Exercise description →
Sift the material for lines containing "shield", and return them.

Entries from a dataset
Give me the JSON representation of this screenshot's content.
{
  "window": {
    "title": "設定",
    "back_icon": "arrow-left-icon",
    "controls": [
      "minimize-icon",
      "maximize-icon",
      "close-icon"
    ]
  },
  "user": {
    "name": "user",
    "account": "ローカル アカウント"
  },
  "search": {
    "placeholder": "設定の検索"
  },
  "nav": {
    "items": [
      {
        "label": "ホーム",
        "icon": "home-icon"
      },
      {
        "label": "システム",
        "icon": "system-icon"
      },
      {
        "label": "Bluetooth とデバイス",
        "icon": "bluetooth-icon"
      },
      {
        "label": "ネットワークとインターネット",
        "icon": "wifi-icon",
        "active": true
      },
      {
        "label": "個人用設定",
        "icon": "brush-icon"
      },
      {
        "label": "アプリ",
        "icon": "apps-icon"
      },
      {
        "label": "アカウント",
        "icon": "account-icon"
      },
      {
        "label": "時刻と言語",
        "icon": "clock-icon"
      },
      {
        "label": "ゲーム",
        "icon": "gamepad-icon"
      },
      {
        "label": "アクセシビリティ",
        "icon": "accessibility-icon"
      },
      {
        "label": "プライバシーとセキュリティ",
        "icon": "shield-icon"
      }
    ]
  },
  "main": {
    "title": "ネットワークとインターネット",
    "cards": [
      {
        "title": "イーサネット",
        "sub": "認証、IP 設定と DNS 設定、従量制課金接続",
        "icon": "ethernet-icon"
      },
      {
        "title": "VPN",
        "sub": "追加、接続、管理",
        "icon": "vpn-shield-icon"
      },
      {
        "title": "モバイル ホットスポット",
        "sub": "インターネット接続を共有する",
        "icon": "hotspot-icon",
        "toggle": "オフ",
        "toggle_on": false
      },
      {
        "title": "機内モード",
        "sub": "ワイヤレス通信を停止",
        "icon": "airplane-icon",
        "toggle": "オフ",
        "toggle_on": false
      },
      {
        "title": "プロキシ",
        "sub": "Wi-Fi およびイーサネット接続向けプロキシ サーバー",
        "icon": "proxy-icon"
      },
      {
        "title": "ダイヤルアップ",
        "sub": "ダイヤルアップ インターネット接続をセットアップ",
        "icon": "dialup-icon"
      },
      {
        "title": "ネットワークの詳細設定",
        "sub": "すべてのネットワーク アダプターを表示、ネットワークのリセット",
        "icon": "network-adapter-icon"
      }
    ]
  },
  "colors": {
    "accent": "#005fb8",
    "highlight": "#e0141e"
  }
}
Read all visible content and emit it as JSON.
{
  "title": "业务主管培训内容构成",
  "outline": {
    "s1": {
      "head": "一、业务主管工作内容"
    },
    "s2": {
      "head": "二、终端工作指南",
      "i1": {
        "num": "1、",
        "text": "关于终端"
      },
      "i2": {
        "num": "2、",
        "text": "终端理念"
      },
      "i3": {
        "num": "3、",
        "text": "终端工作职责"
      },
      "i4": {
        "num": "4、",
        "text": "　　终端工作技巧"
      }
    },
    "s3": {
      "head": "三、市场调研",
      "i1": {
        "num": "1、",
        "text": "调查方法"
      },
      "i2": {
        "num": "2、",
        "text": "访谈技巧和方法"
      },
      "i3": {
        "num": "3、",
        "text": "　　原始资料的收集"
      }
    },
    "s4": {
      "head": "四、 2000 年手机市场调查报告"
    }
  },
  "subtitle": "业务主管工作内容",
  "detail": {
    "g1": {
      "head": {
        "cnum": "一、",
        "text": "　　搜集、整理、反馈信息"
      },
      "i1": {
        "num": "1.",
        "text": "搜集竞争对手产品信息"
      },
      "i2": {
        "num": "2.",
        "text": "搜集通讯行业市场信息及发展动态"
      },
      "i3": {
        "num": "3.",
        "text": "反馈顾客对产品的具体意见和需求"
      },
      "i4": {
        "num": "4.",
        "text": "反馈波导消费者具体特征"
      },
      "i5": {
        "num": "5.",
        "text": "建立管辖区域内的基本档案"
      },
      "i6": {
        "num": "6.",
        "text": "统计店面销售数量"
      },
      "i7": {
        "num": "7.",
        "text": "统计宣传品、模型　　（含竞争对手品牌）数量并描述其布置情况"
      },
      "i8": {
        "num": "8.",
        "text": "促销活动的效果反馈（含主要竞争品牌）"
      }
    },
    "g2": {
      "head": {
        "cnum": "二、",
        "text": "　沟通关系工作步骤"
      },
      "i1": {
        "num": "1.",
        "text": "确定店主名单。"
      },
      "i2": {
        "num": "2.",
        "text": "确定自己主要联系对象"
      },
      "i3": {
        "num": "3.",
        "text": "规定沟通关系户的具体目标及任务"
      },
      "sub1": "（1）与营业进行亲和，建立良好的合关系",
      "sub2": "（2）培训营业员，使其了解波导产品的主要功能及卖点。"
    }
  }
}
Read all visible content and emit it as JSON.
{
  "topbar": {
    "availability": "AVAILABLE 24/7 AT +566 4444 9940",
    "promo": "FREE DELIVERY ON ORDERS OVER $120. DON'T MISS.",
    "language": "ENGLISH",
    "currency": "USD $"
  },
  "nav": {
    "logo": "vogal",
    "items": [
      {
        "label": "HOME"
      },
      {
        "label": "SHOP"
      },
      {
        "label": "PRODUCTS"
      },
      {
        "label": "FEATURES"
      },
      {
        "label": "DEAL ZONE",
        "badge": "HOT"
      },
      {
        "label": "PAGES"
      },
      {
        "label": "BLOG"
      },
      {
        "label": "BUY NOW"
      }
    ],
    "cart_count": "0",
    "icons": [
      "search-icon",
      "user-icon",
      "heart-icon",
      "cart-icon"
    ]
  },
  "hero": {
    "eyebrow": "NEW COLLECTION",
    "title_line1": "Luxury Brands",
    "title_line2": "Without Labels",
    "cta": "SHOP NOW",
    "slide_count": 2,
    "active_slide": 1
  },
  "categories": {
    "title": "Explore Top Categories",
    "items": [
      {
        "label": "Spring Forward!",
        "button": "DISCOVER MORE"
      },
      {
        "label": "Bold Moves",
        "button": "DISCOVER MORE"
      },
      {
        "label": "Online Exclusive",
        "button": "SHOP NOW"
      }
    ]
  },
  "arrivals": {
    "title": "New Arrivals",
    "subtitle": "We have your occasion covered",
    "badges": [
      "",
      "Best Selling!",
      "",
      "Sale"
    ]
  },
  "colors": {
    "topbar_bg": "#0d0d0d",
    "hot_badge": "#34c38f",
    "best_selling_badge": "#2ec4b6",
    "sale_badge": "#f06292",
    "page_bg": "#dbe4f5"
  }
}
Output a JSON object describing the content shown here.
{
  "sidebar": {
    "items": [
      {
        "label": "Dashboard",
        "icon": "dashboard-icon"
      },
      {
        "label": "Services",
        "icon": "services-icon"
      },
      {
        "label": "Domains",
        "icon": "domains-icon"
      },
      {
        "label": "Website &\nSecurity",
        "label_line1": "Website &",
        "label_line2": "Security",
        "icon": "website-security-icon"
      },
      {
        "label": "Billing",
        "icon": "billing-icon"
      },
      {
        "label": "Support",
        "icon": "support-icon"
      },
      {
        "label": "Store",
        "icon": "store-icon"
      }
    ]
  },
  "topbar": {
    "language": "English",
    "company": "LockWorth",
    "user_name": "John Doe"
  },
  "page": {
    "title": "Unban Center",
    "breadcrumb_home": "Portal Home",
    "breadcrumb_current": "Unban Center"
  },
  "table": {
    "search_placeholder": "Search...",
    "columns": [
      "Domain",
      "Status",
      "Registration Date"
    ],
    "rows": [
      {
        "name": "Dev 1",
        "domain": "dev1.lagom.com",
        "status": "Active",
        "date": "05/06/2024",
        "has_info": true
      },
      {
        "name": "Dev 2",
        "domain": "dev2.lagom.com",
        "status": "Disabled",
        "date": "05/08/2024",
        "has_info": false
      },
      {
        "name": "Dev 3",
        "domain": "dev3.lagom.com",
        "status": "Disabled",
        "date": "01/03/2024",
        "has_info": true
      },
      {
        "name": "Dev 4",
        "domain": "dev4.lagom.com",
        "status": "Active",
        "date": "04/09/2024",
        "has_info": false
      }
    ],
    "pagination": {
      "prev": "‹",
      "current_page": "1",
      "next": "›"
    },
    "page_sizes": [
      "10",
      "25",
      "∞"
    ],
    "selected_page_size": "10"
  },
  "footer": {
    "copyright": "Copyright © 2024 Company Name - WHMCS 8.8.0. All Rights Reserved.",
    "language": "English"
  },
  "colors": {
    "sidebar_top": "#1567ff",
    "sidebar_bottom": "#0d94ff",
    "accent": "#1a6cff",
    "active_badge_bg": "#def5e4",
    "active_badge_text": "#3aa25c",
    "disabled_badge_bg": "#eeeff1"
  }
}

Solution to the problem →
        "icon": "shield-icon"
        "icon": "vpn-shield-icon"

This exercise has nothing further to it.